- WHAT THE TASK ASKS: Which lines contain the word "paved"? Return each of them as written.
━━━━━ EXERCISE MATERIALS ━━━━━
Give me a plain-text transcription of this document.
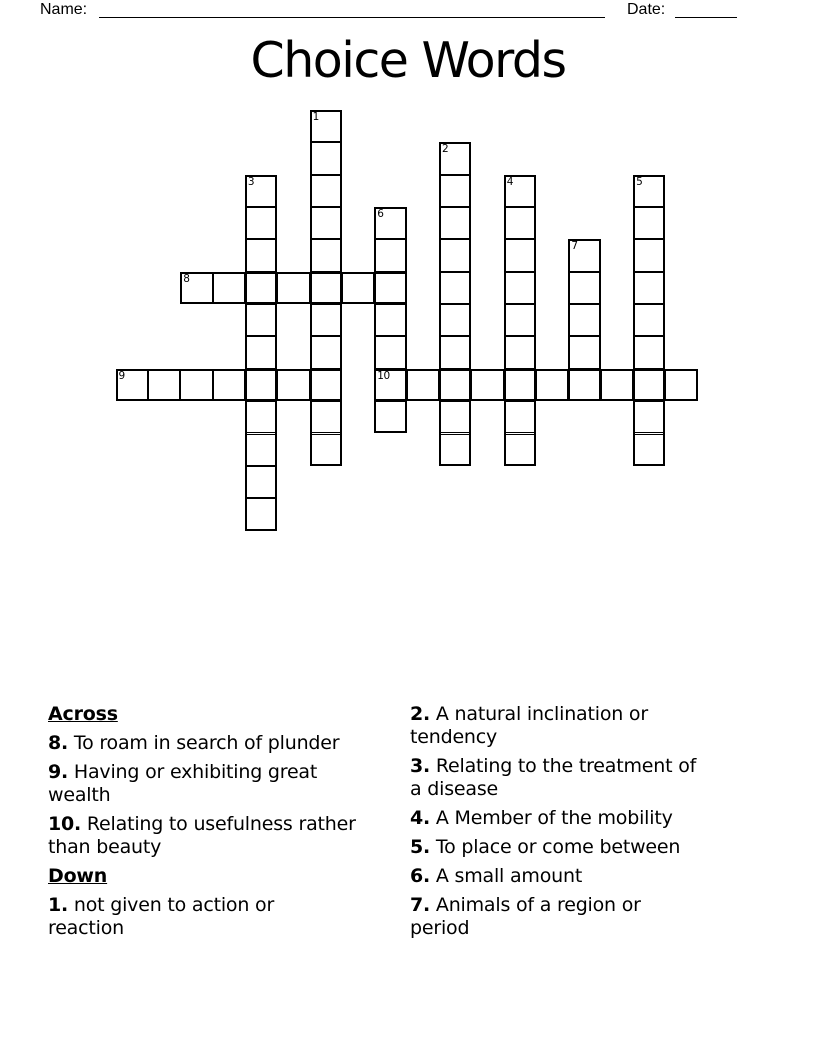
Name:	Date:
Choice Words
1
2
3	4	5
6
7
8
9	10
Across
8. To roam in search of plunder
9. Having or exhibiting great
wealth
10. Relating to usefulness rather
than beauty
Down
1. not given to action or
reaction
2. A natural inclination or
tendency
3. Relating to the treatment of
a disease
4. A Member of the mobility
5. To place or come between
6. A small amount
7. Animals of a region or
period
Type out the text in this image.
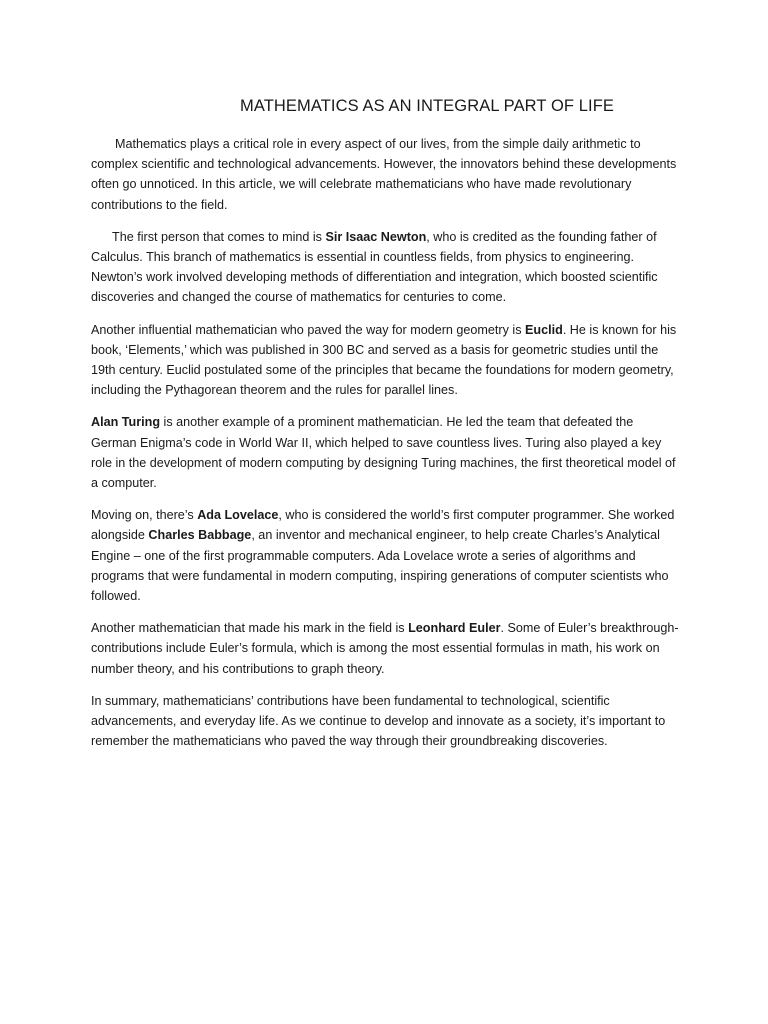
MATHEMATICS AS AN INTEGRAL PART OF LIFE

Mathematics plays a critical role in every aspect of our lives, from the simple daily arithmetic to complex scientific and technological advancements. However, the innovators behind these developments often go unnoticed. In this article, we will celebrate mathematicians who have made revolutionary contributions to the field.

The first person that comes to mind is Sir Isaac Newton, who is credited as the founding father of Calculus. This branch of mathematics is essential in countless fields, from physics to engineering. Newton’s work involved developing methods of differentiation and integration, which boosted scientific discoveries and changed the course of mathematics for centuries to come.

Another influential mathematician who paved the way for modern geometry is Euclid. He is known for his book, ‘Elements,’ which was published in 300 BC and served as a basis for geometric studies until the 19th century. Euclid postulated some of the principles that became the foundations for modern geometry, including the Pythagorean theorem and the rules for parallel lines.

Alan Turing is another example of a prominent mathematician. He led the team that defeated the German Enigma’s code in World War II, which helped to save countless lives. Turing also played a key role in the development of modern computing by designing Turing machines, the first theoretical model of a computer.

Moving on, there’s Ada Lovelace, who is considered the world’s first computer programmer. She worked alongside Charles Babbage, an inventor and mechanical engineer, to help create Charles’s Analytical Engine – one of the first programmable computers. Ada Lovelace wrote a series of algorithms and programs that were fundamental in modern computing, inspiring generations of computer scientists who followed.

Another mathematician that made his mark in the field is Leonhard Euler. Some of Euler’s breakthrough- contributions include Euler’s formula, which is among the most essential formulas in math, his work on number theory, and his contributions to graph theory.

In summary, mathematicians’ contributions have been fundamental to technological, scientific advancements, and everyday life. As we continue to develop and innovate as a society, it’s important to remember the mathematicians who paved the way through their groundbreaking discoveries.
━━━━━
- SOLVED PROBLEM:
Another influential mathematician who paved the way for modern geometry is Euclid. He is known for his book, ‘Elements,’ which was published in 300 BC and served as a basis for geometric studies until the 19th century. Euclid postulated some of the principles that became the foundations for modern geometry, including the Pythagorean theorem and the rules for parallel lines.
In summary, mathematicians’ contributions have been fundamental to technological, scientific advancements, and everyday life. As we continue to develop and innovate as a society, it’s important to remember the mathematicians who paved the way through their groundbreaking discoveries.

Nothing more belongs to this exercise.